Problem to work on: Give the material once more, word for word, without any images.

Records supplied:
╔══

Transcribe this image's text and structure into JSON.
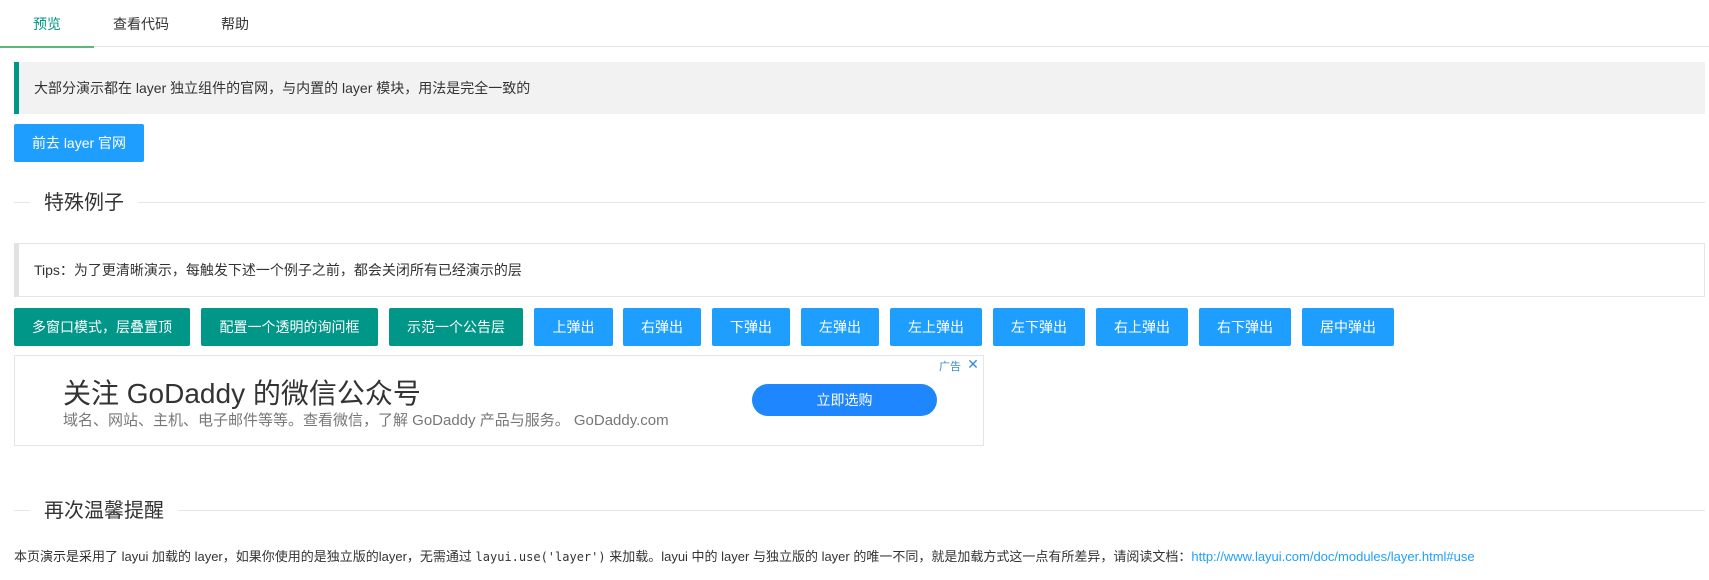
{
  "tabs": [
    {
      "label": "预览",
      "active": true
    },
    {
      "label": "查看代码",
      "active": false
    },
    {
      "label": "帮助",
      "active": false
    }
  ],
  "intro": {
    "text": "大部分演示都在 layer 独立组件的官网，与内置的 layer 模块，用法是完全一致的",
    "button_label": "前去 layer 官网"
  },
  "section_special": {
    "title": "特殊例子",
    "tips": "Tips：为了更清晰演示，每触发下述一个例子之前，都会关闭所有已经演示的层"
  },
  "demo_buttons": [
    {
      "label": "多窗口模式，层叠置顶",
      "color": "green"
    },
    {
      "label": "配置一个透明的询问框",
      "color": "green"
    },
    {
      "label": "示范一个公告层",
      "color": "green"
    },
    {
      "label": "上弹出",
      "color": "blue"
    },
    {
      "label": "右弹出",
      "color": "blue"
    },
    {
      "label": "下弹出",
      "color": "blue"
    },
    {
      "label": "左弹出",
      "color": "blue"
    },
    {
      "label": "左上弹出",
      "color": "blue"
    },
    {
      "label": "左下弹出",
      "color": "blue"
    },
    {
      "label": "右上弹出",
      "color": "blue"
    },
    {
      "label": "右下弹出",
      "color": "blue"
    },
    {
      "label": "居中弹出",
      "color": "blue"
    }
  ],
  "ad": {
    "title": "关注 GoDaddy 的微信公众号",
    "desc": "域名、网站、主机、电子邮件等等。查看微信，了解 GoDaddy 产品与服务。 GoDaddy.com",
    "cta": "立即选购",
    "tag": "广告",
    "close_icon": "close-icon"
  },
  "section_reminder": {
    "title": "再次温馨提醒",
    "note_pre": "本页演示是采用了 layui 加载的 layer，如果你使用的是独立版的layer，无需通过 ",
    "note_code": "layui.use('layer')",
    "note_mid": " 来加载。layui 中的 layer 与独立版的 layer 的唯一不同，就是加载方式这一点有所差异，请阅读文档：",
    "note_link": "http://www.layui.com/doc/modules/layer.html#use"
  },
  "colors": {
    "green": "#009688",
    "blue": "#1E9FFF",
    "tab_indicator": "#5FB878"
  }
}
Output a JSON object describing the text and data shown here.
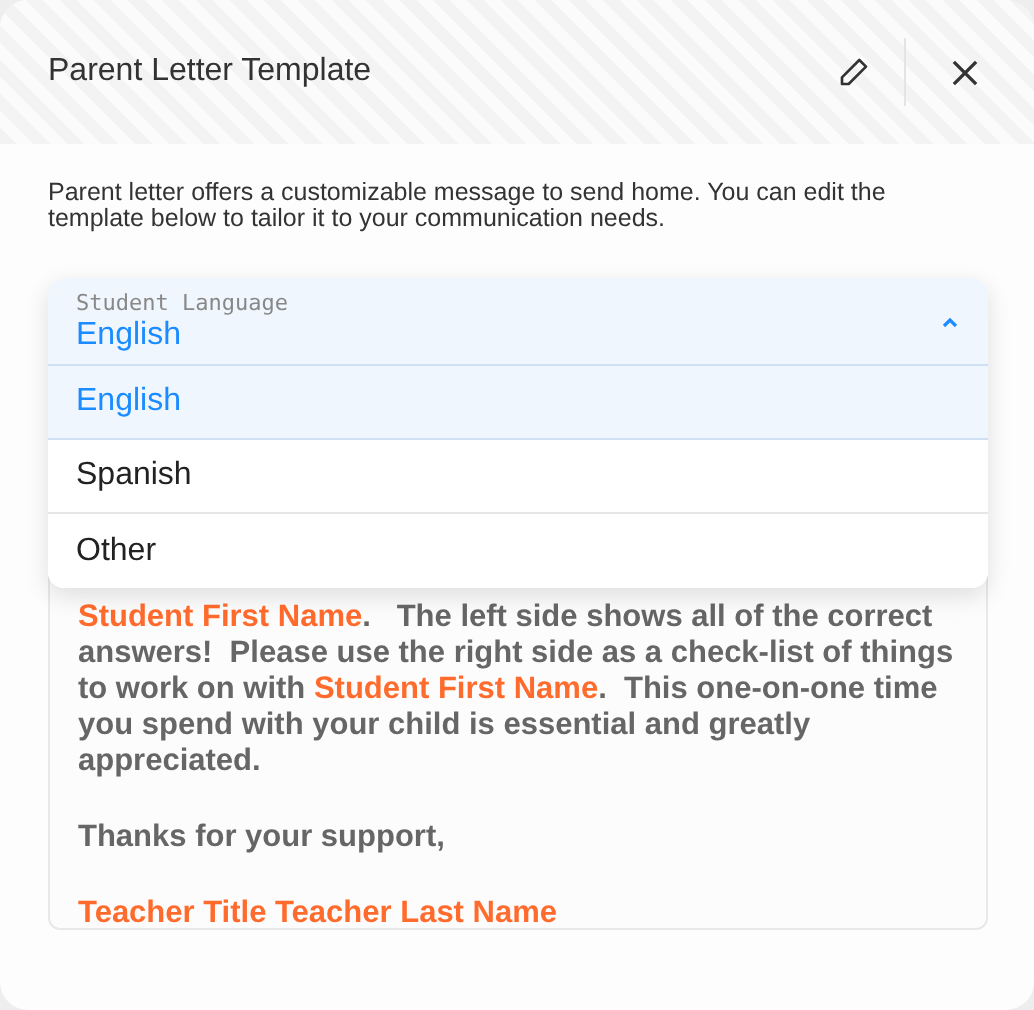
{
  "dialog": {
    "title": "Parent Letter Template",
    "description": "Parent letter offers a customizable message to send home. You can edit the template below to tailor it to your communication needs."
  },
  "language_select": {
    "label": "Student Language",
    "value": "English",
    "expanded": true,
    "options": [
      {
        "label": "English",
        "selected": true
      },
      {
        "label": "Spanish",
        "selected": false
      },
      {
        "label": "Other",
        "selected": false
      }
    ]
  },
  "letter": {
    "paragraphs": [
      [
        {
          "kind": "field",
          "text": "Student First Name"
        },
        {
          "kind": "text",
          "text": ".   The left side shows all of the correct answers!  Please use the right side as a check-list of things to work on with "
        },
        {
          "kind": "field",
          "text": "Student First Name"
        },
        {
          "kind": "text",
          "text": ".  This one-on-one time you spend with your child is essential and greatly appreciated."
        }
      ],
      [
        {
          "kind": "text",
          "text": "Thanks for your support,"
        }
      ],
      [
        {
          "kind": "field",
          "text": "Teacher Title Teacher Last Name"
        }
      ]
    ]
  }
}
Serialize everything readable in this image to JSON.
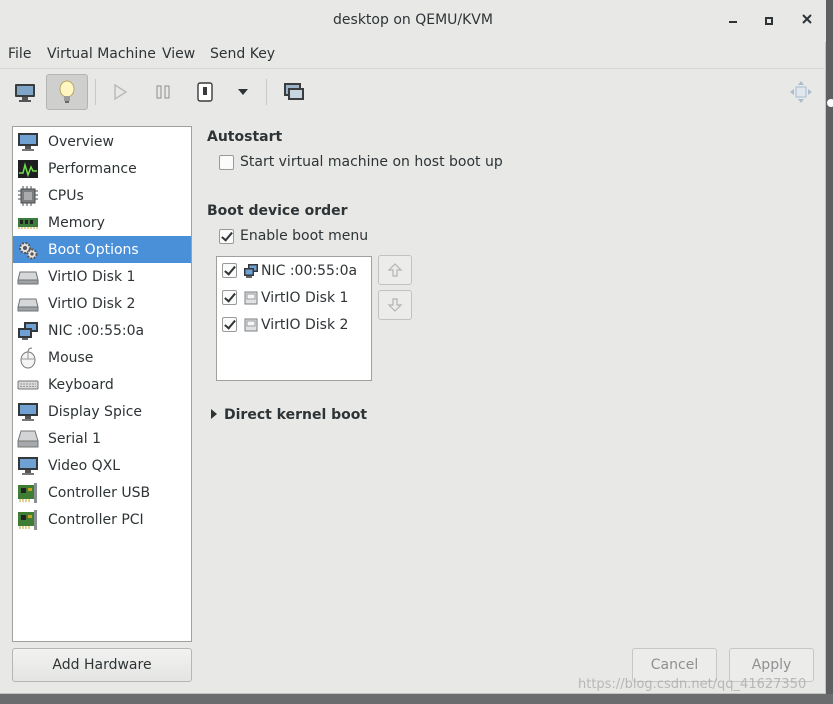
{
  "window": {
    "title": "desktop on QEMU/KVM"
  },
  "menubar": {
    "items": [
      "File",
      "Virtual Machine",
      "View",
      "Send Key"
    ]
  },
  "toolbar": {
    "icons": [
      "monitor-icon",
      "lightbulb-icon",
      "play-icon",
      "pause-icon",
      "power-icon",
      "dropdown-arrow-icon",
      "screenshot-icon",
      "fullscreen-icon"
    ]
  },
  "sidebar": {
    "items": [
      {
        "label": "Overview",
        "icon": "overview-icon"
      },
      {
        "label": "Performance",
        "icon": "performance-icon"
      },
      {
        "label": "CPUs",
        "icon": "cpu-icon"
      },
      {
        "label": "Memory",
        "icon": "memory-icon"
      },
      {
        "label": "Boot Options",
        "icon": "boot-options-icon",
        "selected": true
      },
      {
        "label": "VirtIO Disk 1",
        "icon": "disk-icon"
      },
      {
        "label": "VirtIO Disk 2",
        "icon": "disk-icon"
      },
      {
        "label": "NIC :00:55:0a",
        "icon": "network-icon"
      },
      {
        "label": "Mouse",
        "icon": "mouse-icon"
      },
      {
        "label": "Keyboard",
        "icon": "keyboard-icon"
      },
      {
        "label": "Display Spice",
        "icon": "display-icon"
      },
      {
        "label": "Serial 1",
        "icon": "serial-icon"
      },
      {
        "label": "Video QXL",
        "icon": "video-icon"
      },
      {
        "label": "Controller USB",
        "icon": "controller-icon"
      },
      {
        "label": "Controller PCI",
        "icon": "controller-icon"
      }
    ],
    "add_hardware_label": "Add Hardware"
  },
  "autostart": {
    "title": "Autostart",
    "checkbox_label": "Start virtual machine on host boot up",
    "checked": false
  },
  "boot_order": {
    "title": "Boot device order",
    "enable_menu_label": "Enable boot menu",
    "enable_menu_checked": true,
    "devices": [
      {
        "label": "NIC :00:55:0a",
        "checked": true,
        "icon": "network-icon"
      },
      {
        "label": "VirtIO Disk 1",
        "checked": true,
        "icon": "disk-icon"
      },
      {
        "label": "VirtIO Disk 2",
        "checked": true,
        "icon": "disk-icon"
      }
    ]
  },
  "kernel_boot": {
    "label": "Direct kernel boot"
  },
  "footer": {
    "cancel_label": "Cancel",
    "apply_label": "Apply"
  },
  "watermark": {
    "text": "https://blog.csdn.net/qq_41627350"
  },
  "colors": {
    "selection": "#4a90d9",
    "window_bg": "#e8e8e7"
  }
}
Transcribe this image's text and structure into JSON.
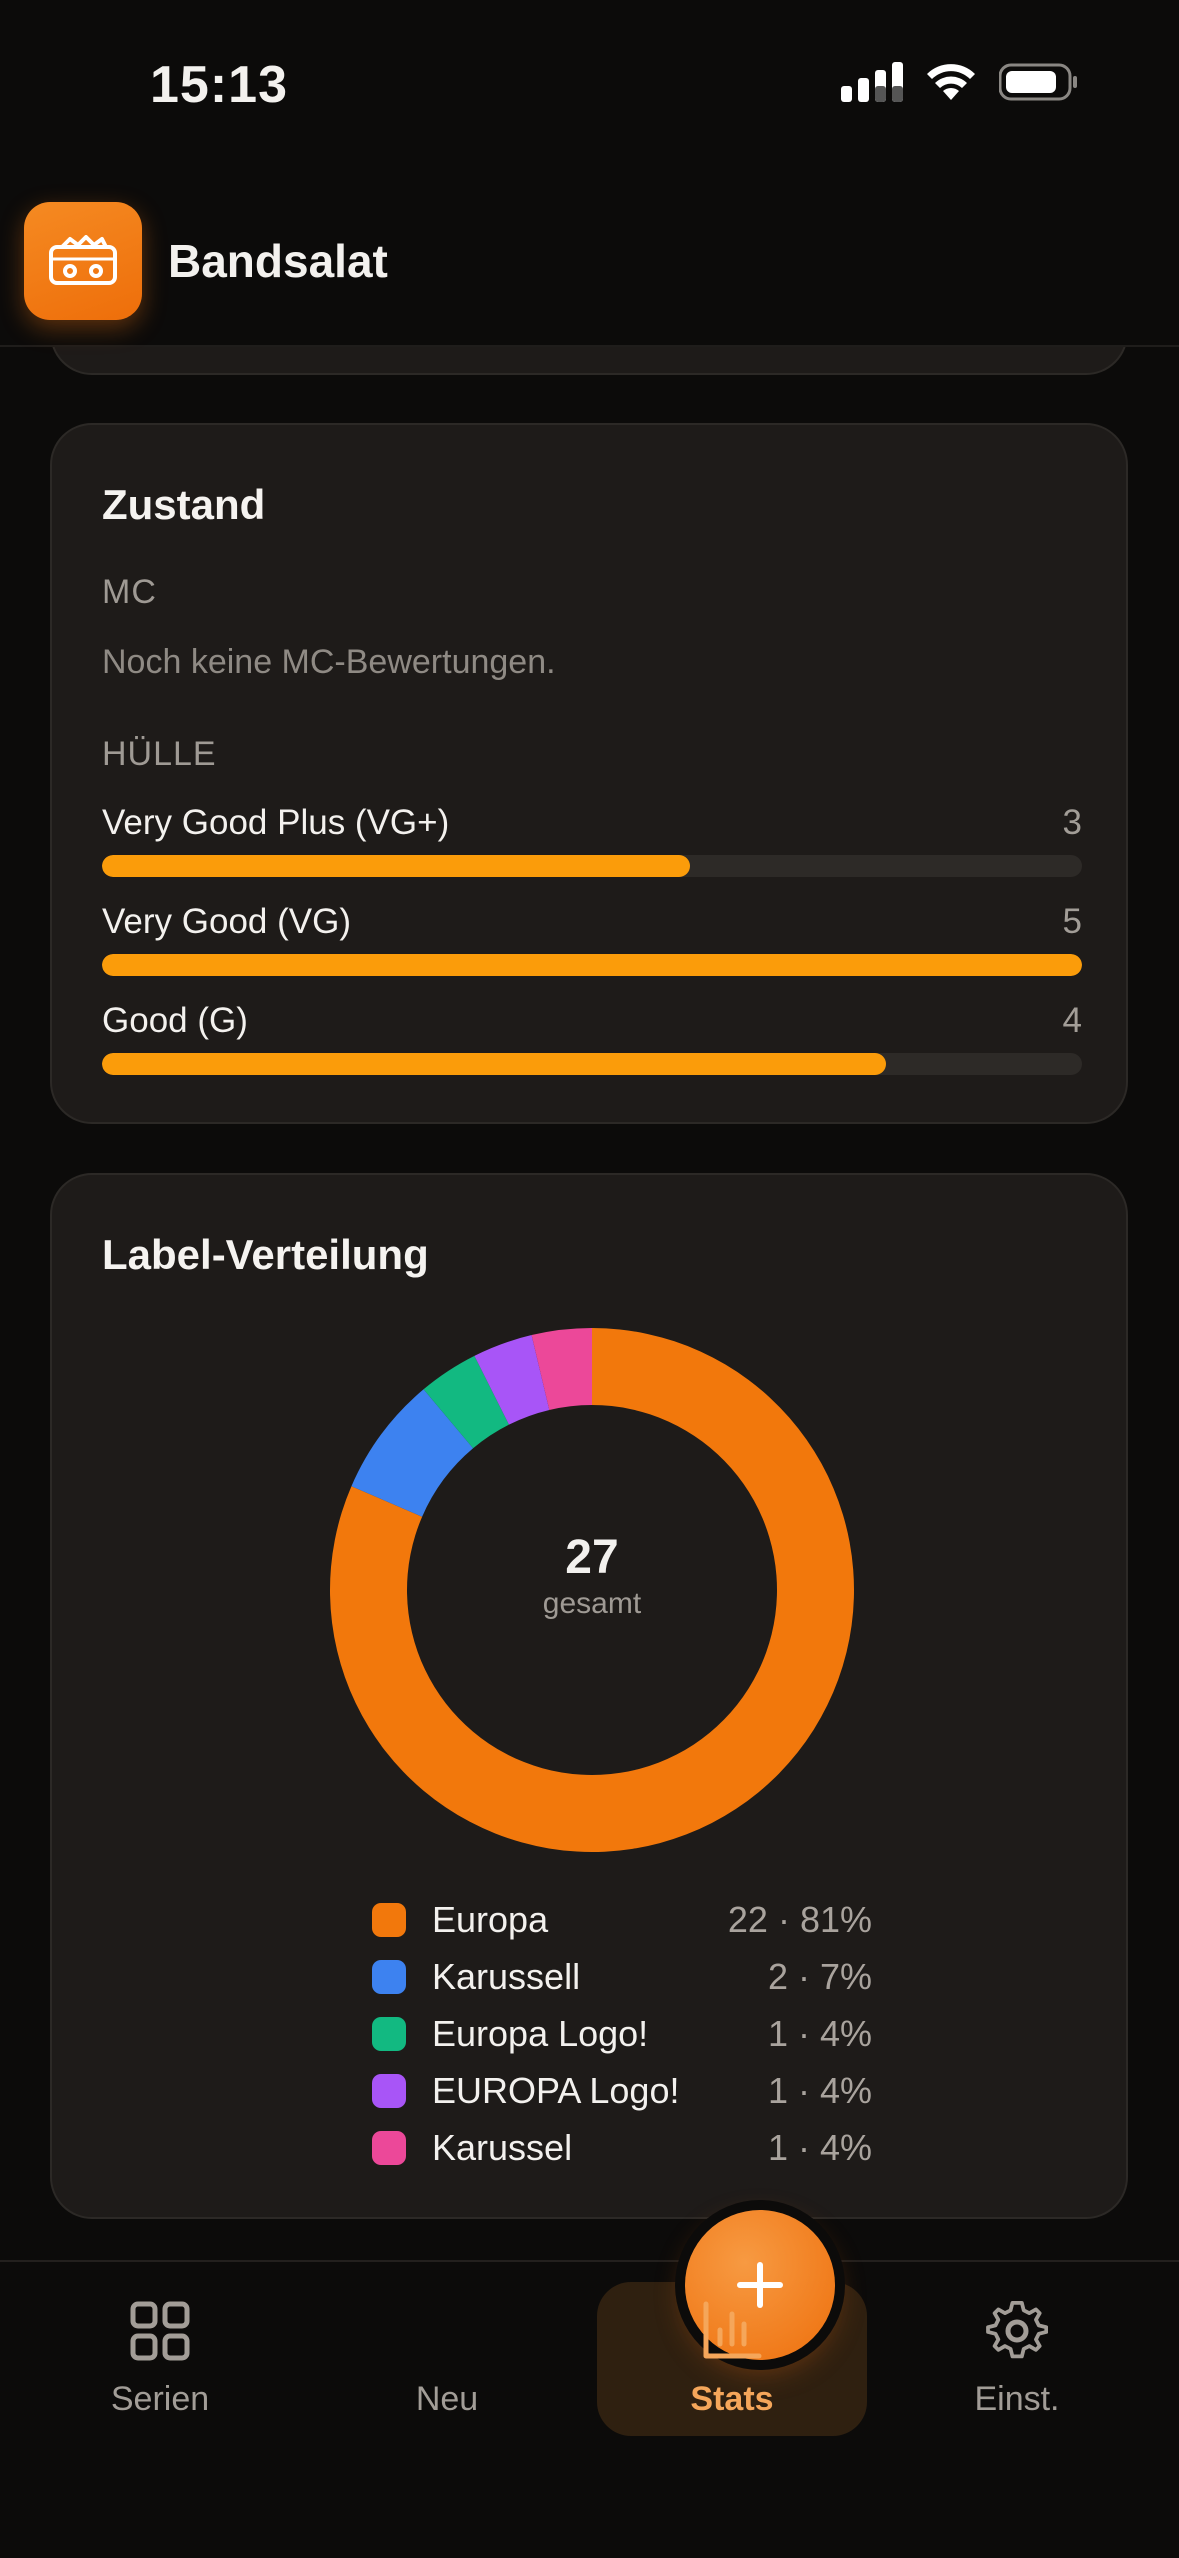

╚══

Reply to the exercise:
Transcribe this image's text and structure into JSON.
{
  "tabs": [
    {
      "label": "预览",
      "active": true
    },
    {
      "label": "查看代码",
      "active": false
    },
    {
      "label": "帮助",
      "active": false
    }
  ],
  "intro": {
    "text": "大部分演示都在 layer 独立组件的官网，与内置的 layer 模块，用法是完全一致的",
    "button_label": "前去 layer 官网"
  },
  "section_special": {
    "title": "特殊例子",
    "tips": "Tips：为了更清晰演示，每触发下述一个例子之前，都会关闭所有已经演示的层"
  },
  "demo_buttons": [
    {
      "label": "多窗口模式，层叠置顶",
      "color": "green"
    },
    {
      "label": "配置一个透明的询问框",
      "color": "green"
    },
    {
      "label": "示范一个公告层",
      "color": "green"
    },
    {
      "label": "上弹出",
      "color": "blue"
    },
    {
      "label": "右弹出",
      "color": "blue"
    },
    {
      "label": "下弹出",
      "color": "blue"
    },
    {
      "label": "左弹出",
      "color": "blue"
    },
    {
      "label": "左上弹出",
      "color": "blue"
    },
    {
      "label": "左下弹出",
      "color": "blue"
    },
    {
      "label": "右上弹出",
      "color": "blue"
    },
    {
      "label": "右下弹出",
      "color": "blue"
    },
    {
      "label": "居中弹出",
      "color": "blue"
    }
  ],
  "ad": {
    "title": "关注 GoDaddy 的微信公众号",
    "desc": "域名、网站、主机、电子邮件等等。查看微信，了解 GoDaddy 产品与服务。 GoDaddy.com",
    "cta": "立即选购",
    "tag": "广告",
    "close_icon": "close-icon"
  },
  "section_reminder": {
    "title": "再次温馨提醒",
    "note_pre": "本页演示是采用了 layui 加载的 layer，如果你使用的是独立版的layer，无需通过 ",
    "note_code": "layui.use('layer')",
    "note_mid": " 来加载。layui 中的 layer 与独立版的 layer 的唯一不同，就是加载方式这一点有所差异，请阅读文档：",
    "note_link": "http://www.layui.com/doc/modules/layer.html#use"
  },
  "colors": {
    "green": "#009688",
    "blue": "#1E9FFF",
    "tab_indicator": "#5FB878"
  }
}
Output a JSON object describing the text and data shown here.
{
  "dialog": {
    "title": "Parent Letter Template",
    "description": "Parent letter offers a customizable message to send home. You can edit the template below to tailor it to your communication needs."
  },
  "language_select": {
    "label": "Student Language",
    "value": "English",
    "expanded": true,
    "options": [
      {
        "label": "English",
        "selected": true
      },
      {
        "label": "Spanish",
        "selected": false
      },
      {
        "label": "Other",
        "selected": false
      }
    ]
  },
  "letter": {
    "paragraphs": [
      [
        {
          "kind": "field",
          "text": "Student First Name"
        },
        {
          "kind": "text",
          "text": ".   The left side shows all of the correct answers!  Please use the right side as a check-list of things to work on with "
        },
        {
          "kind": "field",
          "text": "Student First Name"
        },
        {
          "kind": "text",
          "text": ".  This one-on-one time you spend with your child is essential and greatly appreciated."
        }
      ],
      [
        {
          "kind": "text",
          "text": "Thanks for your support,"
        }
      ],
      [
        {
          "kind": "field",
          "text": "Teacher Title Teacher Last Name"
        }
      ]
    ]
  }
}
Serialize everything readable in this image to JSON.
{
  "window": {
    "title": "desktop on QEMU/KVM"
  },
  "menubar": {
    "items": [
      "File",
      "Virtual Machine",
      "View",
      "Send Key"
    ]
  },
  "toolbar": {
    "icons": [
      "monitor-icon",
      "lightbulb-icon",
      "play-icon",
      "pause-icon",
      "power-icon",
      "dropdown-arrow-icon",
      "screenshot-icon",
      "fullscreen-icon"
    ]
  },
  "sidebar": {
    "items": [
      {
        "label": "Overview",
        "icon": "overview-icon"
      },
      {
        "label": "Performance",
        "icon": "performance-icon"
      },
      {
        "label": "CPUs",
        "icon": "cpu-icon"
      },
      {
        "label": "Memory",
        "icon": "memory-icon"
      },
      {
        "label": "Boot Options",
        "icon": "boot-options-icon",
        "selected": true
      },
      {
        "label": "VirtIO Disk 1",
        "icon": "disk-icon"
      },
      {
        "label": "VirtIO Disk 2",
        "icon": "disk-icon"
      },
      {
        "label": "NIC :00:55:0a",
        "icon": "network-icon"
      },
      {
        "label": "Mouse",
        "icon": "mouse-icon"
      },
      {
        "label": "Keyboard",
        "icon": "keyboard-icon"
      },
      {
        "label": "Display Spice",
        "icon": "display-icon"
      },
      {
        "label": "Serial 1",
        "icon": "serial-icon"
      },
      {
        "label": "Video QXL",
        "icon": "video-icon"
      },
      {
        "label": "Controller USB",
        "icon": "controller-icon"
      },
      {
        "label": "Controller PCI",
        "icon": "controller-icon"
      }
    ],
    "add_hardware_label": "Add Hardware"
  },
  "autostart": {
    "title": "Autostart",
    "checkbox_label": "Start virtual machine on host boot up",
    "checked": false
  },
  "boot_order": {
    "title": "Boot device order",
    "enable_menu_label": "Enable boot menu",
    "enable_menu_checked": true,
    "devices": [
      {
        "label": "NIC :00:55:0a",
        "checked": true,
        "icon": "network-icon"
      },
      {
        "label": "VirtIO Disk 1",
        "checked": true,
        "icon": "disk-icon"
      },
      {
        "label": "VirtIO Disk 2",
        "checked": true,
        "icon": "disk-icon"
      }
    ]
  },
  "kernel_boot": {
    "label": "Direct kernel boot"
  },
  "footer": {
    "cancel_label": "Cancel",
    "apply_label": "Apply"
  },
  "watermark": {
    "text": "https://blog.csdn.net/qq_41627350"
  },
  "colors": {
    "selection": "#4a90d9",
    "window_bg": "#e8e8e7"
  }
}
Transcribe this image's text and structure into JSON.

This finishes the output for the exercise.